■ **The problem**
Output all of the entries below precisely as written.

■ **The data**
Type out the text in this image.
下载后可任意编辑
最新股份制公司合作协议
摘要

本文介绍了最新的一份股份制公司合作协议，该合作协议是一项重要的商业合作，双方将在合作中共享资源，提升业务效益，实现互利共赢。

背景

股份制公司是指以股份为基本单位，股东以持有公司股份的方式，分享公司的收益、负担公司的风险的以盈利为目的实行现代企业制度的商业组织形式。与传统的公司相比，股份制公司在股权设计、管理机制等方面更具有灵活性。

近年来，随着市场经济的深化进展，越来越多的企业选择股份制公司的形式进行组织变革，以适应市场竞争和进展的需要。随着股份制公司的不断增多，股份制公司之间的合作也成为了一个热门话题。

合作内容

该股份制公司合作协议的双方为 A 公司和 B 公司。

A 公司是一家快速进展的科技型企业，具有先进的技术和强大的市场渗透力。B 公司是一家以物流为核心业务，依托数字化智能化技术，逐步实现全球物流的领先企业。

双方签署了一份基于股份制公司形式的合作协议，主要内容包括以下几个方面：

■ **Task solution**
Type out the text in this image.
下载后可任意编辑
最新股份制公司合作协议
摘要

本文介绍了最新的一份股份制公司合作协议，该合作协议是一项重要的商业合作，双方将在合作中共享资源，提升业务效益，实现互利共赢。

背景

股份制公司是指以股份为基本单位，股东以持有公司股份的方式，分享公司的收益、负担公司的风险的以盈利为目的实行现代企业制度的商业组织形式。与传统的公司相比，股份制公司在股权设计、管理机制等方面更具有灵活性。

近年来，随着市场经济的深化进展，越来越多的企业选择股份制公司的形式进行组织变革，以适应市场竞争和进展的需要。随着股份制公司的不断增多，股份制公司之间的合作也成为了一个热门话题。

合作内容

该股份制公司合作协议的双方为 A 公司和 B 公司。

A 公司是一家快速进展的科技型企业，具有先进的技术和强大的市场渗透力。B 公司是一家以物流为核心业务，依托数字化智能化技术，逐步实现全球物流的领先企业。

双方签署了一份基于股份制公司形式的合作协议，主要内容包括以下几个方面：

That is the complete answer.